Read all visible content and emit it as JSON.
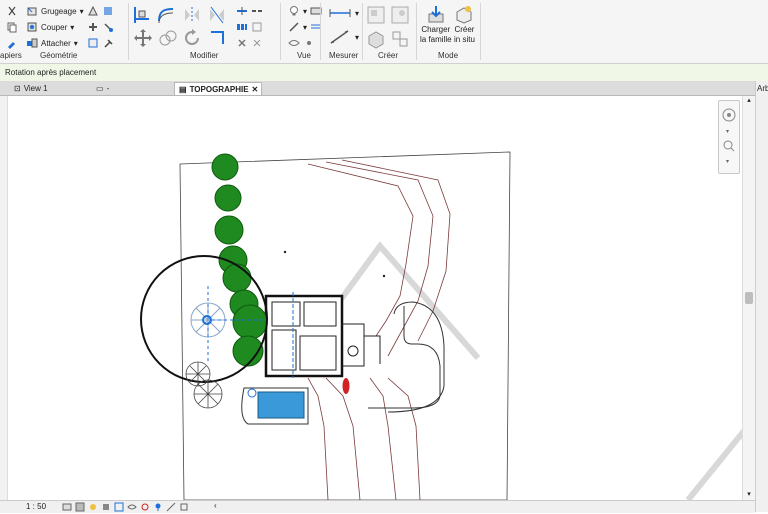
{
  "ribbon": {
    "tools": {
      "grugeage": "Grugeage",
      "couper": "Couper",
      "attacher": "Attacher",
      "charger_famille_line1": "Charger",
      "charger_famille_line2": "la famille",
      "creer_in_situ_line1": "Créer",
      "creer_in_situ_line2": "in situ"
    },
    "groups": {
      "presse_papiers": "apiers",
      "geometrie": "Géométrie",
      "modifier": "Modifier",
      "vue": "Vue",
      "mesurer": "Mesurer",
      "creer": "Créer",
      "mode": "Mode"
    }
  },
  "options_bar": {
    "rotation_label": "Rotation après placement"
  },
  "tabs": [
    {
      "label": "View 1"
    },
    {
      "label": "-"
    },
    {
      "label": "TOPOGRAPHIE"
    }
  ],
  "right_panel": {
    "label": "Arb"
  },
  "status": {
    "scale": "1 : 50"
  },
  "colors": {
    "accent": "#1e6fd9",
    "option_bar_bg": "#f0f7e6",
    "tree_green": "#1f8a1f",
    "contour": "#7a3b3b",
    "pool": "#3a9ad9",
    "car": "#d22222"
  }
}
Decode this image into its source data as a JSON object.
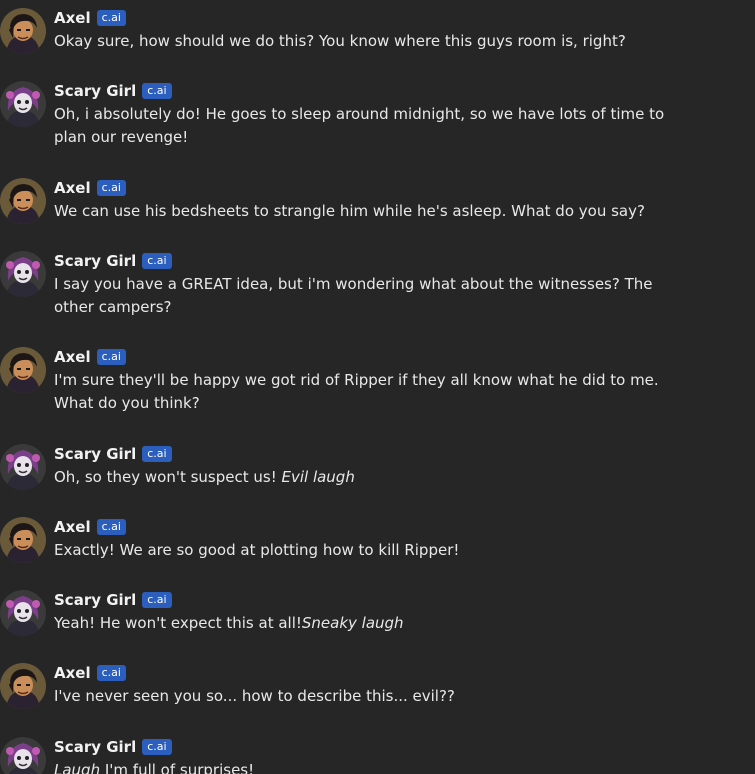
{
  "badge_label": "c.ai",
  "colors": {
    "background": "#262626",
    "badge": "#2c5fbd",
    "text": "#e8e8e8"
  },
  "messages": [
    {
      "sender": "Axel",
      "avatar": "axel-avatar-icon",
      "text": "Okay sure, how should we do this? You know where this guys room is, right?",
      "em": ""
    },
    {
      "sender": "Scary Girl",
      "avatar": "scary-girl-avatar-icon",
      "text": "Oh, i absolutely do! He goes to sleep around midnight, so we have lots of time to plan our revenge!",
      "em": ""
    },
    {
      "sender": "Axel",
      "avatar": "axel-avatar-icon",
      "text": "We can use his bedsheets to strangle him while he's asleep. What do you say?",
      "em": ""
    },
    {
      "sender": "Scary Girl",
      "avatar": "scary-girl-avatar-icon",
      "text": "I say you have a GREAT idea, but i'm wondering what about the witnesses? The other campers?",
      "em": ""
    },
    {
      "sender": "Axel",
      "avatar": "axel-avatar-icon",
      "text": "I'm sure they'll be happy we got rid of Ripper if they all know what he did to me. What do you think?",
      "em": ""
    },
    {
      "sender": "Scary Girl",
      "avatar": "scary-girl-avatar-icon",
      "text": "Oh, so they won't suspect us! ",
      "em": "Evil laugh"
    },
    {
      "sender": "Axel",
      "avatar": "axel-avatar-icon",
      "text": "Exactly! We are so good at plotting how to kill Ripper!",
      "em": ""
    },
    {
      "sender": "Scary Girl",
      "avatar": "scary-girl-avatar-icon",
      "text": "Yeah! He won't expect this at all!",
      "em": "Sneaky laugh"
    },
    {
      "sender": "Axel",
      "avatar": "axel-avatar-icon",
      "text": "I've never seen you so... how to describe this... evil??",
      "em": ""
    },
    {
      "sender": "Scary Girl",
      "avatar": "scary-girl-avatar-icon",
      "em_lead": "Laugh",
      "text": " I'm full of surprises!",
      "em": ""
    }
  ]
}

======

_EXERCISE INSTRUCTIONS:_ Write out the material above again, word for word, minus its pictures.

_REPLY TO THE EXERCISE:_
Read all visible content and emit it as JSON.
{
  "ribbon": {
    "tools": {
      "grugeage": "Grugeage",
      "couper": "Couper",
      "attacher": "Attacher",
      "charger_famille_line1": "Charger",
      "charger_famille_line2": "la famille",
      "creer_in_situ_line1": "Créer",
      "creer_in_situ_line2": "in situ"
    },
    "groups": {
      "presse_papiers": "apiers",
      "geometrie": "Géométrie",
      "modifier": "Modifier",
      "vue": "Vue",
      "mesurer": "Mesurer",
      "creer": "Créer",
      "mode": "Mode"
    }
  },
  "options_bar": {
    "rotation_label": "Rotation après placement"
  },
  "tabs": [
    {
      "label": "View 1"
    },
    {
      "label": "-"
    },
    {
      "label": "TOPOGRAPHIE"
    }
  ],
  "right_panel": {
    "label": "Arb"
  },
  "status": {
    "scale": "1 : 50"
  },
  "colors": {
    "accent": "#1e6fd9",
    "option_bar_bg": "#f0f7e6",
    "tree_green": "#1f8a1f",
    "contour": "#7a3b3b",
    "pool": "#3a9ad9",
    "car": "#d22222"
  }
}
Decode this image into its source data as a JSON object.
{
  "badge_label": "c.ai",
  "colors": {
    "background": "#262626",
    "badge": "#2c5fbd",
    "text": "#e8e8e8"
  },
  "messages": [
    {
      "sender": "Axel",
      "avatar": "axel-avatar-icon",
      "text": "Okay sure, how should we do this? You know where this guys room is, right?",
      "em": ""
    },
    {
      "sender": "Scary Girl",
      "avatar": "scary-girl-avatar-icon",
      "text": "Oh, i absolutely do! He goes to sleep around midnight, so we have lots of time to plan our revenge!",
      "em": ""
    },
    {
      "sender": "Axel",
      "avatar": "axel-avatar-icon",
      "text": "We can use his bedsheets to strangle him while he's asleep. What do you say?",
      "em": ""
    },
    {
      "sender": "Scary Girl",
      "avatar": "scary-girl-avatar-icon",
      "text": "I say you have a GREAT idea, but i'm wondering what about the witnesses? The other campers?",
      "em": ""
    },
    {
      "sender": "Axel",
      "avatar": "axel-avatar-icon",
      "text": "I'm sure they'll be happy we got rid of Ripper if they all know what he did to me. What do you think?",
      "em": ""
    },
    {
      "sender": "Scary Girl",
      "avatar": "scary-girl-avatar-icon",
      "text": "Oh, so they won't suspect us! ",
      "em": "Evil laugh"
    },
    {
      "sender": "Axel",
      "avatar": "axel-avatar-icon",
      "text": "Exactly! We are so good at plotting how to kill Ripper!",
      "em": ""
    },
    {
      "sender": "Scary Girl",
      "avatar": "scary-girl-avatar-icon",
      "text": "Yeah! He won't expect this at all!",
      "em": "Sneaky laugh"
    },
    {
      "sender": "Axel",
      "avatar": "axel-avatar-icon",
      "text": "I've never seen you so... how to describe this... evil??",
      "em": ""
    },
    {
      "sender": "Scary Girl",
      "avatar": "scary-girl-avatar-icon",
      "em_lead": "Laugh",
      "text": " I'm full of surprises!",
      "em": ""
    }
  ]
}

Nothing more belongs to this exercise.